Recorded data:
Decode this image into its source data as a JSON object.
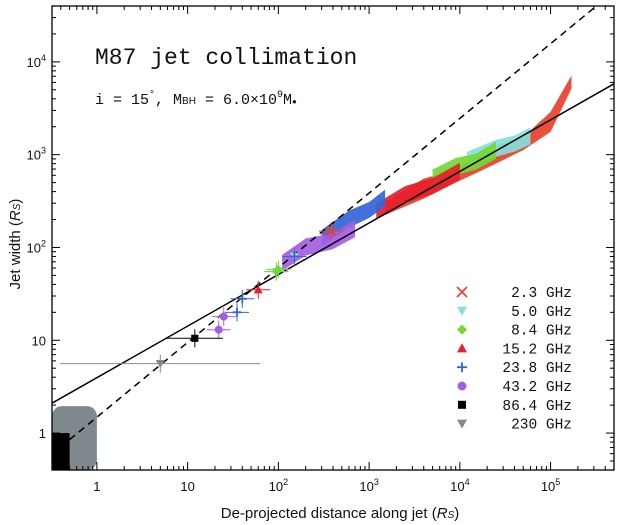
{
  "chart_data": {
    "type": "scatter",
    "title": "M87 jet collimation",
    "subtitle": {
      "prefix": "i = 15",
      "degree": "°",
      "mid": ", M",
      "mass_sub": "BH",
      "eq": " = 6.0×10",
      "exp": "9",
      "suffix": "M",
      "sun": "●"
    },
    "xlabel": {
      "text": "De-projected distance along jet (",
      "unit": "R",
      "unit_sub": "S",
      "close": ")"
    },
    "ylabel": {
      "text": "Jet width (",
      "unit": "R",
      "unit_sub": "S",
      "close": ")"
    },
    "x_scale": "log",
    "y_scale": "log",
    "xlim": [
      0.32,
      500000
    ],
    "ylim": [
      0.4,
      40000
    ],
    "x_ticks": [
      {
        "value": 1,
        "base": "1",
        "exp": ""
      },
      {
        "value": 10,
        "base": "10",
        "exp": ""
      },
      {
        "value": 100,
        "base": "10",
        "exp": "2"
      },
      {
        "value": 1000,
        "base": "10",
        "exp": "3"
      },
      {
        "value": 10000,
        "base": "10",
        "exp": "4"
      },
      {
        "value": 100000,
        "base": "10",
        "exp": "5"
      }
    ],
    "y_ticks": [
      {
        "value": 1,
        "base": "1",
        "exp": ""
      },
      {
        "value": 10,
        "base": "10",
        "exp": ""
      },
      {
        "value": 100,
        "base": "10",
        "exp": "2"
      },
      {
        "value": 1000,
        "base": "10",
        "exp": "3"
      },
      {
        "value": 10000,
        "base": "10",
        "exp": "4"
      }
    ],
    "fits": [
      {
        "name": "parabolic-fit",
        "style": "solid",
        "points": [
          [
            0.32,
            2.1
          ],
          [
            500000,
            5800
          ]
        ]
      },
      {
        "name": "conical-fit",
        "style": "dashed",
        "points": [
          [
            0.5,
            0.85
          ],
          [
            300000,
            38000
          ]
        ]
      }
    ],
    "shaded_regions": [
      {
        "name": "gray-region",
        "color": "#80898d",
        "x": [
          0.32,
          1.0
        ],
        "y": [
          0.4,
          1.95
        ]
      },
      {
        "name": "black-region",
        "color": "#000000",
        "x": [
          0.32,
          0.5
        ],
        "y": [
          0.4,
          1.0
        ]
      }
    ],
    "series": [
      {
        "name": "2.3 GHz",
        "marker": "x",
        "color": "#e8402a",
        "points": [
          [
            380,
            150
          ]
        ],
        "bands": [
          [
            [
              1500,
              260
            ],
            [
              4000,
              420
            ],
            [
              9000,
              580
            ],
            [
              20000,
              900
            ],
            [
              50000,
              1300
            ],
            [
              100000,
              2200
            ],
            [
              170000,
              6000
            ]
          ]
        ]
      },
      {
        "name": "5.0 GHz",
        "marker": "triangle-down",
        "color": "#84e0dd",
        "points": [
          [
            150,
            80
          ],
          [
            95,
            55
          ]
        ],
        "bands": [
          [
            [
              12000,
              900
            ],
            [
              25000,
              1100
            ],
            [
              40000,
              1350
            ],
            [
              60000,
              1500
            ]
          ]
        ]
      },
      {
        "name": "8.4 GHz",
        "marker": "diamond",
        "color": "#74d833",
        "points": [
          [
            100,
            58
          ],
          [
            95,
            55
          ]
        ],
        "bands": [
          [
            [
              5000,
              580
            ],
            [
              9000,
              700
            ],
            [
              15000,
              860
            ],
            [
              25000,
              1050
            ]
          ]
        ]
      },
      {
        "name": "15.2 GHz",
        "marker": "triangle-up",
        "color": "#e8202a",
        "points": [
          [
            60,
            35
          ]
        ],
        "bands": [
          [
            [
              1200,
              250
            ],
            [
              2500,
              350
            ],
            [
              5000,
              470
            ],
            [
              10000,
              620
            ]
          ]
        ]
      },
      {
        "name": "23.8 GHz",
        "marker": "plus",
        "color": "#3266d6",
        "points": [
          [
            40,
            28
          ],
          [
            35,
            20
          ],
          [
            150,
            80
          ]
        ],
        "bands": [
          [
            [
              300,
              130
            ],
            [
              600,
              190
            ],
            [
              1000,
              260
            ],
            [
              1500,
              320
            ]
          ]
        ]
      },
      {
        "name": "43.2 GHz",
        "marker": "circle",
        "color": "#a55ee0",
        "points": [
          [
            25,
            18
          ],
          [
            22,
            13
          ]
        ],
        "bands": [
          [
            [
              110,
              70
            ],
            [
              200,
              95
            ],
            [
              400,
              120
            ],
            [
              700,
              150
            ]
          ]
        ]
      },
      {
        "name": "86.4 GHz",
        "marker": "square",
        "color": "#000000",
        "points": [
          [
            12,
            10.5
          ]
        ]
      },
      {
        "name": "230 GHz",
        "marker": "triangle-down",
        "color": "#7f8b93",
        "points": [
          [
            5,
            5.6
          ]
        ]
      }
    ],
    "legend": {
      "placement": "bottom-right"
    }
  }
}
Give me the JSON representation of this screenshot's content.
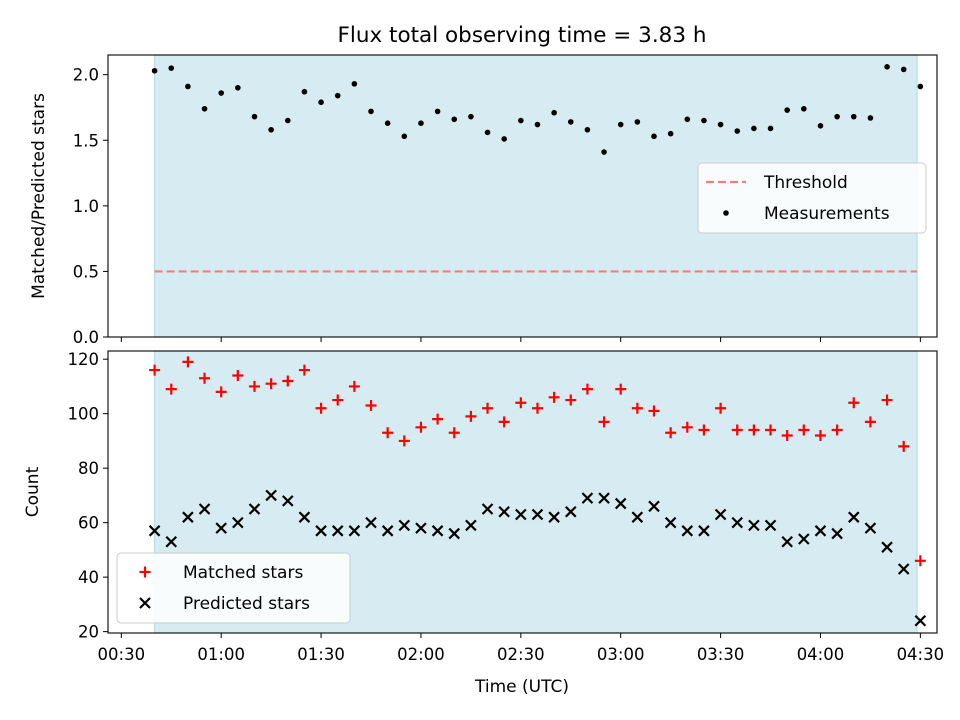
{
  "figure": {
    "title": "Flux total observing time = 3.83 h",
    "xlabel": "Time (UTC)"
  },
  "colors": {
    "shade": "#add8e6",
    "threshold": "#f08080",
    "measurements": "#000000",
    "matched": "#ff0000",
    "predicted": "#000000"
  },
  "chart_data": [
    {
      "type": "scatter",
      "ylabel": "Matched/Predicted stars",
      "xlim": [
        "00:26",
        "04:35"
      ],
      "ylim": [
        0,
        2.15
      ],
      "x_ticks": [
        "00:30",
        "01:00",
        "01:30",
        "02:00",
        "02:30",
        "03:00",
        "03:30",
        "04:00",
        "04:30"
      ],
      "x_tick_labels_shown": false,
      "y_ticks": [
        "0.0",
        "0.5",
        "1.0",
        "1.5",
        "2.0"
      ],
      "shaded_span": [
        "00:40",
        "04:29"
      ],
      "legend_position": "center-right",
      "threshold": {
        "name": "Threshold",
        "value": 0.5,
        "style": "dashed"
      },
      "series": [
        {
          "name": "Measurements",
          "marker": "dot",
          "x": [
            "00:40",
            "00:45",
            "00:50",
            "00:55",
            "01:00",
            "01:05",
            "01:10",
            "01:15",
            "01:20",
            "01:25",
            "01:30",
            "01:35",
            "01:40",
            "01:45",
            "01:50",
            "01:55",
            "02:00",
            "02:05",
            "02:10",
            "02:15",
            "02:20",
            "02:25",
            "02:30",
            "02:35",
            "02:40",
            "02:45",
            "02:50",
            "02:55",
            "03:00",
            "03:05",
            "03:10",
            "03:15",
            "03:20",
            "03:25",
            "03:30",
            "03:35",
            "03:40",
            "03:45",
            "03:50",
            "03:55",
            "04:00",
            "04:05",
            "04:10",
            "04:15",
            "04:20",
            "04:25",
            "04:30"
          ],
          "y": [
            2.03,
            2.05,
            1.91,
            1.74,
            1.86,
            1.9,
            1.68,
            1.58,
            1.65,
            1.87,
            1.79,
            1.84,
            1.93,
            1.72,
            1.63,
            1.53,
            1.63,
            1.72,
            1.66,
            1.68,
            1.56,
            1.51,
            1.65,
            1.62,
            1.71,
            1.64,
            1.58,
            1.41,
            1.62,
            1.64,
            1.53,
            1.55,
            1.66,
            1.65,
            1.62,
            1.57,
            1.59,
            1.59,
            1.73,
            1.74,
            1.61,
            1.68,
            1.68,
            1.67,
            2.06,
            2.04,
            1.91
          ]
        }
      ]
    },
    {
      "type": "scatter",
      "ylabel": "Count",
      "xlabel": "Time (UTC)",
      "xlim": [
        "00:26",
        "04:35"
      ],
      "ylim": [
        19.5,
        123
      ],
      "x_ticks": [
        "00:30",
        "01:00",
        "01:30",
        "02:00",
        "02:30",
        "03:00",
        "03:30",
        "04:00",
        "04:30"
      ],
      "y_ticks": [
        "20",
        "40",
        "60",
        "80",
        "100",
        "120"
      ],
      "shaded_span": [
        "00:40",
        "04:29"
      ],
      "legend_position": "lower-left",
      "series": [
        {
          "name": "Matched stars",
          "marker": "plus",
          "x": [
            "00:40",
            "00:45",
            "00:50",
            "00:55",
            "01:00",
            "01:05",
            "01:10",
            "01:15",
            "01:20",
            "01:25",
            "01:30",
            "01:35",
            "01:40",
            "01:45",
            "01:50",
            "01:55",
            "02:00",
            "02:05",
            "02:10",
            "02:15",
            "02:20",
            "02:25",
            "02:30",
            "02:35",
            "02:40",
            "02:45",
            "02:50",
            "02:55",
            "03:00",
            "03:05",
            "03:10",
            "03:15",
            "03:20",
            "03:25",
            "03:30",
            "03:35",
            "03:40",
            "03:45",
            "03:50",
            "03:55",
            "04:00",
            "04:05",
            "04:10",
            "04:15",
            "04:20",
            "04:25",
            "04:30"
          ],
          "y": [
            116,
            109,
            119,
            113,
            108,
            114,
            110,
            111,
            112,
            116,
            102,
            105,
            110,
            103,
            93,
            90,
            95,
            98,
            93,
            99,
            102,
            97,
            104,
            102,
            106,
            105,
            109,
            97,
            109,
            102,
            101,
            93,
            95,
            94,
            102,
            94,
            94,
            94,
            92,
            94,
            92,
            94,
            104,
            97,
            105,
            88,
            46
          ]
        },
        {
          "name": "Predicted stars",
          "marker": "x",
          "x": [
            "00:40",
            "00:45",
            "00:50",
            "00:55",
            "01:00",
            "01:05",
            "01:10",
            "01:15",
            "01:20",
            "01:25",
            "01:30",
            "01:35",
            "01:40",
            "01:45",
            "01:50",
            "01:55",
            "02:00",
            "02:05",
            "02:10",
            "02:15",
            "02:20",
            "02:25",
            "02:30",
            "02:35",
            "02:40",
            "02:45",
            "02:50",
            "02:55",
            "03:00",
            "03:05",
            "03:10",
            "03:15",
            "03:20",
            "03:25",
            "03:30",
            "03:35",
            "03:40",
            "03:45",
            "03:50",
            "03:55",
            "04:00",
            "04:05",
            "04:10",
            "04:15",
            "04:20",
            "04:25",
            "04:30"
          ],
          "y": [
            57,
            53,
            62,
            65,
            58,
            60,
            65,
            70,
            68,
            62,
            57,
            57,
            57,
            60,
            57,
            59,
            58,
            57,
            56,
            59,
            65,
            64,
            63,
            63,
            62,
            64,
            69,
            69,
            67,
            62,
            66,
            60,
            57,
            57,
            63,
            60,
            59,
            59,
            53,
            54,
            57,
            56,
            62,
            58,
            51,
            43,
            24
          ]
        }
      ]
    }
  ]
}
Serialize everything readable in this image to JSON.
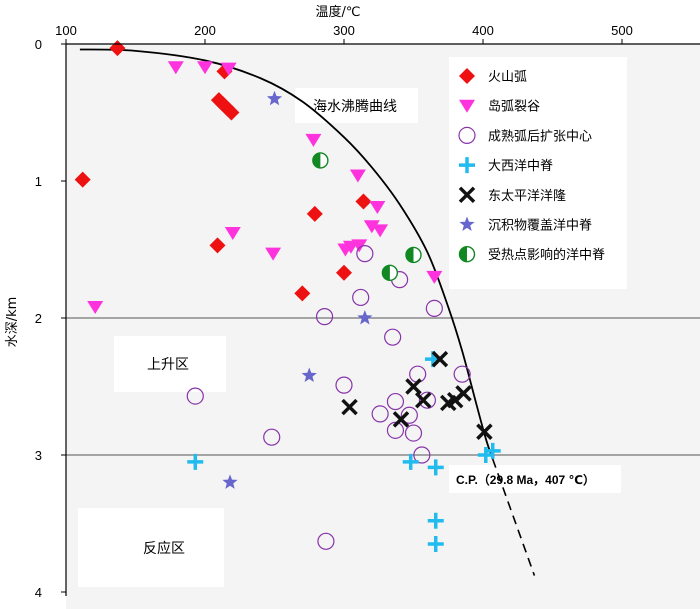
{
  "chart_data": {
    "type": "scatter",
    "xlabel": "温度/℃",
    "ylabel": "水深/km",
    "xlim": [
      100,
      500
    ],
    "ylim": [
      0,
      4
    ],
    "x_axis_position": "top",
    "y_inverted": true,
    "x_ticks": [
      "100",
      "200",
      "300",
      "400",
      "500"
    ],
    "y_ticks": [
      "0",
      "1",
      "2",
      "3",
      "4"
    ],
    "reference_lines_depth": [
      2,
      3
    ],
    "region_labels": {
      "boiling_curve": "海水沸腾曲线",
      "upwelling": "上升区",
      "reaction": "反应区"
    },
    "annotation": "C.P.（29.8 Ma，407 ℃）",
    "boiling_curve": [
      [
        110,
        0.04
      ],
      [
        150,
        0.05
      ],
      [
        200,
        0.12
      ],
      [
        240,
        0.25
      ],
      [
        270,
        0.42
      ],
      [
        300,
        0.68
      ],
      [
        320,
        0.9
      ],
      [
        340,
        1.17
      ],
      [
        360,
        1.52
      ],
      [
        375,
        1.92
      ],
      [
        385,
        2.24
      ],
      [
        395,
        2.62
      ],
      [
        402,
        2.88
      ],
      [
        407,
        3.03
      ]
    ],
    "extrapolated_curve": [
      [
        407,
        3.03
      ],
      [
        437,
        3.88
      ]
    ],
    "series": [
      {
        "name": "火山弧",
        "marker": "diamond",
        "color": "#ee1111",
        "points": [
          [
            137,
            0.03
          ],
          [
            214,
            0.2
          ],
          [
            210,
            0.41
          ],
          [
            213,
            0.44
          ],
          [
            216,
            0.47
          ],
          [
            219,
            0.5
          ],
          [
            112,
            0.99
          ],
          [
            314,
            1.15
          ],
          [
            279,
            1.24
          ],
          [
            209,
            1.47
          ],
          [
            300,
            1.67
          ],
          [
            270,
            1.82
          ]
        ]
      },
      {
        "name": "岛弧裂谷",
        "marker": "triangle-down",
        "color": "#ff33dd",
        "points": [
          [
            179,
            0.17
          ],
          [
            200,
            0.17
          ],
          [
            217,
            0.18
          ],
          [
            278,
            0.7
          ],
          [
            310,
            0.96
          ],
          [
            220,
            1.38
          ],
          [
            324,
            1.19
          ],
          [
            301,
            1.5
          ],
          [
            305,
            1.48
          ],
          [
            311,
            1.47
          ],
          [
            320,
            1.33
          ],
          [
            326,
            1.36
          ],
          [
            249,
            1.53
          ],
          [
            365,
            1.7
          ],
          [
            121,
            1.92
          ]
        ]
      },
      {
        "name": "成熟弧后扩张中心",
        "marker": "circle-open",
        "color": "#8833aa",
        "points": [
          [
            315,
            1.53
          ],
          [
            340,
            1.72
          ],
          [
            312,
            1.85
          ],
          [
            286,
            1.99
          ],
          [
            365,
            1.93
          ],
          [
            335,
            2.14
          ],
          [
            353,
            2.41
          ],
          [
            385,
            2.41
          ],
          [
            300,
            2.49
          ],
          [
            337,
            2.61
          ],
          [
            360,
            2.6
          ],
          [
            193,
            2.57
          ],
          [
            326,
            2.7
          ],
          [
            347,
            2.71
          ],
          [
            337,
            2.82
          ],
          [
            350,
            2.84
          ],
          [
            248,
            2.87
          ],
          [
            356,
            3.0
          ],
          [
            287,
            3.63
          ]
        ]
      },
      {
        "name": "大西洋中脊",
        "marker": "plus",
        "color": "#22bbee",
        "points": [
          [
            364,
            2.3
          ],
          [
            407,
            2.97
          ],
          [
            402,
            3.0
          ],
          [
            193,
            3.05
          ],
          [
            348,
            3.05
          ],
          [
            366,
            3.09
          ],
          [
            366,
            3.48
          ],
          [
            366,
            3.65
          ]
        ]
      },
      {
        "name": "东太平洋洋隆",
        "marker": "x",
        "color": "#111111",
        "points": [
          [
            369,
            2.3
          ],
          [
            350,
            2.5
          ],
          [
            386,
            2.55
          ],
          [
            357,
            2.6
          ],
          [
            375,
            2.62
          ],
          [
            380,
            2.6
          ],
          [
            304,
            2.65
          ],
          [
            341,
            2.74
          ],
          [
            401,
            2.83
          ]
        ]
      },
      {
        "name": "沉积物覆盖洋中脊",
        "marker": "star",
        "color": "#6666cc",
        "points": [
          [
            250,
            0.4
          ],
          [
            315,
            2.0
          ],
          [
            275,
            2.42
          ],
          [
            218,
            3.2
          ]
        ]
      },
      {
        "name": "受热点影响的洋中脊",
        "marker": "half-circle",
        "color": "#118822",
        "points": [
          [
            283,
            0.85
          ],
          [
            333,
            1.67
          ],
          [
            350,
            1.54
          ]
        ]
      }
    ]
  }
}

Task goal: Look through the entries above for the word "right". Copy every line where it shows up.

The reply:
      "placement": "bottom-right"
      "legend_position": "center-right",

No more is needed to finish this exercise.